▶ _Data listing_

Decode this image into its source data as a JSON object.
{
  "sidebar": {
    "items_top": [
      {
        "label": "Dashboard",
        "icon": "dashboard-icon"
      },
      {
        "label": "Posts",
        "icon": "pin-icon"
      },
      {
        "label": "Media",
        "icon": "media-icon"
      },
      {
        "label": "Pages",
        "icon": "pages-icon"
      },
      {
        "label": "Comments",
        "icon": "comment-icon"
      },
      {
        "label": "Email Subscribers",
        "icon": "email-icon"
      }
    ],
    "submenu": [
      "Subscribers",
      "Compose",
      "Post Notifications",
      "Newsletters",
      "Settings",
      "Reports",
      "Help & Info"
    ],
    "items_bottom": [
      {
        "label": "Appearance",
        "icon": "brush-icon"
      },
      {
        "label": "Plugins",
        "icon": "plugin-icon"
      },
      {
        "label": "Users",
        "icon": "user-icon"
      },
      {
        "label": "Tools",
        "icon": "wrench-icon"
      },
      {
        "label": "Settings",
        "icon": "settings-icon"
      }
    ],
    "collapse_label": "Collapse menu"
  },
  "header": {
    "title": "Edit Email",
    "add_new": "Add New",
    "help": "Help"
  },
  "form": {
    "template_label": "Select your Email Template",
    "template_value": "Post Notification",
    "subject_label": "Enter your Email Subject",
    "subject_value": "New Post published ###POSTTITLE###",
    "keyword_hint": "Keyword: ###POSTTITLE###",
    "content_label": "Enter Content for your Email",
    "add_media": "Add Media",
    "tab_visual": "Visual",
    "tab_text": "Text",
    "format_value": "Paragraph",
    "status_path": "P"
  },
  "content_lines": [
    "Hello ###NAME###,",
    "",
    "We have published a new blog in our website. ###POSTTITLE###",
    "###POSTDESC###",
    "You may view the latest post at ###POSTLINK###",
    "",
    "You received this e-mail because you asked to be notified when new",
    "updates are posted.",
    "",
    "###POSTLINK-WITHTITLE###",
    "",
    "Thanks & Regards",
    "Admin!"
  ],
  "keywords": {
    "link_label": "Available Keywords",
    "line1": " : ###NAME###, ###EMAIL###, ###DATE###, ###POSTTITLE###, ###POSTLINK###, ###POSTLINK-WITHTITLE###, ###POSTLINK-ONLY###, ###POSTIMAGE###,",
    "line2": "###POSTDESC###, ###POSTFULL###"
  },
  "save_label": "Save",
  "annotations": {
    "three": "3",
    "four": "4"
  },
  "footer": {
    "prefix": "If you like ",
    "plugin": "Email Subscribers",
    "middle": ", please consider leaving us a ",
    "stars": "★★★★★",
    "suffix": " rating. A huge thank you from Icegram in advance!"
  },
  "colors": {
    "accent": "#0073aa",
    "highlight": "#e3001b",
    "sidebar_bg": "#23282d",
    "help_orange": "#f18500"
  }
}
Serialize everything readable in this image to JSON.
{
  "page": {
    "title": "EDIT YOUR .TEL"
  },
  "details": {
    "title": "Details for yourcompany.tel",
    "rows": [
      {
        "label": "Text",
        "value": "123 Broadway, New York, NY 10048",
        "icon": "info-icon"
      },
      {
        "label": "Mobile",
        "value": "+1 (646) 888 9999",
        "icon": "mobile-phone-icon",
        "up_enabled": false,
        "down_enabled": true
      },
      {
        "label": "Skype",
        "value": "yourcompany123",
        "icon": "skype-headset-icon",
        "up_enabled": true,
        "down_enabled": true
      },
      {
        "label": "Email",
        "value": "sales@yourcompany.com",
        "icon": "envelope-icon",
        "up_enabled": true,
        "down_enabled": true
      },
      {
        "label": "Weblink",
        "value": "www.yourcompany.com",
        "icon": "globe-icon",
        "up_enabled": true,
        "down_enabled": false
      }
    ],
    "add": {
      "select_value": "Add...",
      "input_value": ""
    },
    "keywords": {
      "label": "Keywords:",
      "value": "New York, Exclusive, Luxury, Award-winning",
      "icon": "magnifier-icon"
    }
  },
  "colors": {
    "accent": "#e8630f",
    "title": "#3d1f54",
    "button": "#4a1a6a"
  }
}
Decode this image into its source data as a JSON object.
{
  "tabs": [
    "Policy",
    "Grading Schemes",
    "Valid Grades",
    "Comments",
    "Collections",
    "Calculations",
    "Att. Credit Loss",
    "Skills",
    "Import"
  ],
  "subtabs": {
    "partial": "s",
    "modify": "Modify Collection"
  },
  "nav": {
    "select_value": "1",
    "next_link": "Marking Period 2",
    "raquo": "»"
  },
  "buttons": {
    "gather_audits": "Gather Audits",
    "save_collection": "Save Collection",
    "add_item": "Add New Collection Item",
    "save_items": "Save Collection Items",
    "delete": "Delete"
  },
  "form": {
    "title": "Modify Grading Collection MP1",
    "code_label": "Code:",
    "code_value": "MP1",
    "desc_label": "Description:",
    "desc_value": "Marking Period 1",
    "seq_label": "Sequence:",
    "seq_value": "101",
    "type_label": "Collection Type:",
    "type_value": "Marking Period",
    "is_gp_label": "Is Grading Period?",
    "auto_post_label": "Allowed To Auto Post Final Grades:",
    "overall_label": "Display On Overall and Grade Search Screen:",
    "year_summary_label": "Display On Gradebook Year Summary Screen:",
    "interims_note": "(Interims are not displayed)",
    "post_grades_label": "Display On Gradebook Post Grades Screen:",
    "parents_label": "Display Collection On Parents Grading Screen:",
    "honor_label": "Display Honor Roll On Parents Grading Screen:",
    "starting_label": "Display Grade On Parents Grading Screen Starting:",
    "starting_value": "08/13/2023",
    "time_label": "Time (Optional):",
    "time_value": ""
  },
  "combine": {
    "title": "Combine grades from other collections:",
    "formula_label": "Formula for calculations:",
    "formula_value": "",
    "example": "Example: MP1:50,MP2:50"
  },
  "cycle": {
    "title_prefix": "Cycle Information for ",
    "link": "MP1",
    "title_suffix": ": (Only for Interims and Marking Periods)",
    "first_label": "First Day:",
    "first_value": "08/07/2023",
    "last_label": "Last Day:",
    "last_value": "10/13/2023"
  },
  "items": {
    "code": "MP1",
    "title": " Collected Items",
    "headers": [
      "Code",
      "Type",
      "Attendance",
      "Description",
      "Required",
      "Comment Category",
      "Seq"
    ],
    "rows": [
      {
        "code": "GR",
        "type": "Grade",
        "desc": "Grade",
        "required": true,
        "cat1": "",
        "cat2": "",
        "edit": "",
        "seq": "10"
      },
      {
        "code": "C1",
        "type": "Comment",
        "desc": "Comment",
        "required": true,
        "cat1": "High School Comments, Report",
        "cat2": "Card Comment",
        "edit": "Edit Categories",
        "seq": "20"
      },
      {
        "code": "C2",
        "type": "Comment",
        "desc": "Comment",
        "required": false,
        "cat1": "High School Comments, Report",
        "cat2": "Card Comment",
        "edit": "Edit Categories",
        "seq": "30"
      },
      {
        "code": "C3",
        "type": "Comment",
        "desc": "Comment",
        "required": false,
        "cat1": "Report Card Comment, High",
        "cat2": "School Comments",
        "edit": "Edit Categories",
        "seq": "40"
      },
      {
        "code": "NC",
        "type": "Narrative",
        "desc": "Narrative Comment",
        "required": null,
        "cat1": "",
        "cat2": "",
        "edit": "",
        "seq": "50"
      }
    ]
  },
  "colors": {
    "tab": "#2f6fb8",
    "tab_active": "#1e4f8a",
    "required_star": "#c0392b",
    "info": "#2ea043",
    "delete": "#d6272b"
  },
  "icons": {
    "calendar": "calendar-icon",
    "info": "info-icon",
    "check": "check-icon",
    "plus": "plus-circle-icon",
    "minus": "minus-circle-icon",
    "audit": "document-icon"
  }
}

▶ _Direction_
Every line of the records above needs to be given again exactly.

▶ _Answer for this exercise_
Decode this image into its source data as a JSON object.
{
  "sidebar": {
    "items_top": [
      {
        "label": "Dashboard",
        "icon": "dashboard-icon"
      },
      {
        "label": "Posts",
        "icon": "pin-icon"
      },
      {
        "label": "Media",
        "icon": "media-icon"
      },
      {
        "label": "Pages",
        "icon": "pages-icon"
      },
      {
        "label": "Comments",
        "icon": "comment-icon"
      },
      {
        "label": "Email Subscribers",
        "icon": "email-icon"
      }
    ],
    "submenu": [
      "Subscribers",
      "Compose",
      "Post Notifications",
      "Newsletters",
      "Settings",
      "Reports",
      "Help & Info"
    ],
    "items_bottom": [
      {
        "label": "Appearance",
        "icon": "brush-icon"
      },
      {
        "label": "Plugins",
        "icon": "plugin-icon"
      },
      {
        "label": "Users",
        "icon": "user-icon"
      },
      {
        "label": "Tools",
        "icon": "wrench-icon"
      },
      {
        "label": "Settings",
        "icon": "settings-icon"
      }
    ],
    "collapse_label": "Collapse menu"
  },
  "header": {
    "title": "Edit Email",
    "add_new": "Add New",
    "help": "Help"
  },
  "form": {
    "template_label": "Select your Email Template",
    "template_value": "Post Notification",
    "subject_label": "Enter your Email Subject",
    "subject_value": "New Post published ###POSTTITLE###",
    "keyword_hint": "Keyword: ###POSTTITLE###",
    "content_label": "Enter Content for your Email",
    "add_media": "Add Media",
    "tab_visual": "Visual",
    "tab_text": "Text",
    "format_value": "Paragraph",
    "status_path": "P"
  },
  "content_lines": [
    "Hello ###NAME###,",
    "",
    "We have published a new blog in our website. ###POSTTITLE###",
    "###POSTDESC###",
    "You may view the latest post at ###POSTLINK###",
    "",
    "You received this e-mail because you asked to be notified when new",
    "updates are posted.",
    "",
    "###POSTLINK-WITHTITLE###",
    "",
    "Thanks & Regards",
    "Admin!"
  ],
  "keywords": {
    "link_label": "Available Keywords",
    "line1": " : ###NAME###, ###EMAIL###, ###DATE###, ###POSTTITLE###, ###POSTLINK###, ###POSTLINK-WITHTITLE###, ###POSTLINK-ONLY###, ###POSTIMAGE###,",
    "line2": "###POSTDESC###, ###POSTFULL###"
  },
  "save_label": "Save",
  "annotations": {
    "three": "3",
    "four": "4"
  },
  "footer": {
    "prefix": "If you like ",
    "plugin": "Email Subscribers",
    "middle": ", please consider leaving us a ",
    "stars": "★★★★★",
    "suffix": " rating. A huge thank you from Icegram in advance!"
  },
  "colors": {
    "accent": "#0073aa",
    "highlight": "#e3001b",
    "sidebar_bg": "#23282d",
    "help_orange": "#f18500"
  }
}
Serialize everything readable in this image to JSON.
{
  "page": {
    "title": "EDIT YOUR .TEL"
  },
  "details": {
    "title": "Details for yourcompany.tel",
    "rows": [
      {
        "label": "Text",
        "value": "123 Broadway, New York, NY 10048",
        "icon": "info-icon"
      },
      {
        "label": "Mobile",
        "value": "+1 (646) 888 9999",
        "icon": "mobile-phone-icon",
        "up_enabled": false,
        "down_enabled": true
      },
      {
        "label": "Skype",
        "value": "yourcompany123",
        "icon": "skype-headset-icon",
        "up_enabled": true,
        "down_enabled": true
      },
      {
        "label": "Email",
        "value": "sales@yourcompany.com",
        "icon": "envelope-icon",
        "up_enabled": true,
        "down_enabled": true
      },
      {
        "label": "Weblink",
        "value": "www.yourcompany.com",
        "icon": "globe-icon",
        "up_enabled": true,
        "down_enabled": false
      }
    ],
    "add": {
      "select_value": "Add...",
      "input_value": ""
    },
    "keywords": {
      "label": "Keywords:",
      "value": "New York, Exclusive, Luxury, Award-winning",
      "icon": "magnifier-icon"
    }
  },
  "colors": {
    "accent": "#e8630f",
    "title": "#3d1f54",
    "button": "#4a1a6a"
  }
}
Decode this image into its source data as a JSON object.
{
  "tabs": [
    "Policy",
    "Grading Schemes",
    "Valid Grades",
    "Comments",
    "Collections",
    "Calculations",
    "Att. Credit Loss",
    "Skills",
    "Import"
  ],
  "subtabs": {
    "partial": "s",
    "modify": "Modify Collection"
  },
  "nav": {
    "select_value": "1",
    "next_link": "Marking Period 2",
    "raquo": "»"
  },
  "buttons": {
    "gather_audits": "Gather Audits",
    "save_collection": "Save Collection",
    "add_item": "Add New Collection Item",
    "save_items": "Save Collection Items",
    "delete": "Delete"
  },
  "form": {
    "title": "Modify Grading Collection MP1",
    "code_label": "Code:",
    "code_value": "MP1",
    "desc_label": "Description:",
    "desc_value": "Marking Period 1",
    "seq_label": "Sequence:",
    "seq_value": "101",
    "type_label": "Collection Type:",
    "type_value": "Marking Period",
    "is_gp_label": "Is Grading Period?",
    "auto_post_label": "Allowed To Auto Post Final Grades:",
    "overall_label": "Display On Overall and Grade Search Screen:",
    "year_summary_label": "Display On Gradebook Year Summary Screen:",
    "interims_note": "(Interims are not displayed)",
    "post_grades_label": "Display On Gradebook Post Grades Screen:",
    "parents_label": "Display Collection On Parents Grading Screen:",
    "honor_label": "Display Honor Roll On Parents Grading Screen:",
    "starting_label": "Display Grade On Parents Grading Screen Starting:",
    "starting_value": "08/13/2023",
    "time_label": "Time (Optional):",
    "time_value": ""
  },
  "combine": {
    "title": "Combine grades from other collections:",
    "formula_label": "Formula for calculations:",
    "formula_value": "",
    "example": "Example: MP1:50,MP2:50"
  },
  "cycle": {
    "title_prefix": "Cycle Information for ",
    "link": "MP1",
    "title_suffix": ": (Only for Interims and Marking Periods)",
    "first_label": "First Day:",
    "first_value": "08/07/2023",
    "last_label": "Last Day:",
    "last_value": "10/13/2023"
  },
  "items": {
    "code": "MP1",
    "title": " Collected Items",
    "headers": [
      "Code",
      "Type",
      "Attendance",
      "Description",
      "Required",
      "Comment Category",
      "Seq"
    ],
    "rows": [
      {
        "code": "GR",
        "type": "Grade",
        "desc": "Grade",
        "required": true,
        "cat1": "",
        "cat2": "",
        "edit": "",
        "seq": "10"
      },
      {
        "code": "C1",
        "type": "Comment",
        "desc": "Comment",
        "required": true,
        "cat1": "High School Comments, Report",
        "cat2": "Card Comment",
        "edit": "Edit Categories",
        "seq": "20"
      },
      {
        "code": "C2",
        "type": "Comment",
        "desc": "Comment",
        "required": false,
        "cat1": "High School Comments, Report",
        "cat2": "Card Comment",
        "edit": "Edit Categories",
        "seq": "30"
      },
      {
        "code": "C3",
        "type": "Comment",
        "desc": "Comment",
        "required": false,
        "cat1": "Report Card Comment, High",
        "cat2": "School Comments",
        "edit": "Edit Categories",
        "seq": "40"
      },
      {
        "code": "NC",
        "type": "Narrative",
        "desc": "Narrative Comment",
        "required": null,
        "cat1": "",
        "cat2": "",
        "edit": "",
        "seq": "50"
      }
    ]
  },
  "colors": {
    "tab": "#2f6fb8",
    "tab_active": "#1e4f8a",
    "required_star": "#c0392b",
    "info": "#2ea043",
    "delete": "#d6272b"
  },
  "icons": {
    "calendar": "calendar-icon",
    "info": "info-icon",
    "check": "check-icon",
    "plus": "plus-circle-icon",
    "minus": "minus-circle-icon",
    "audit": "document-icon"
  }
}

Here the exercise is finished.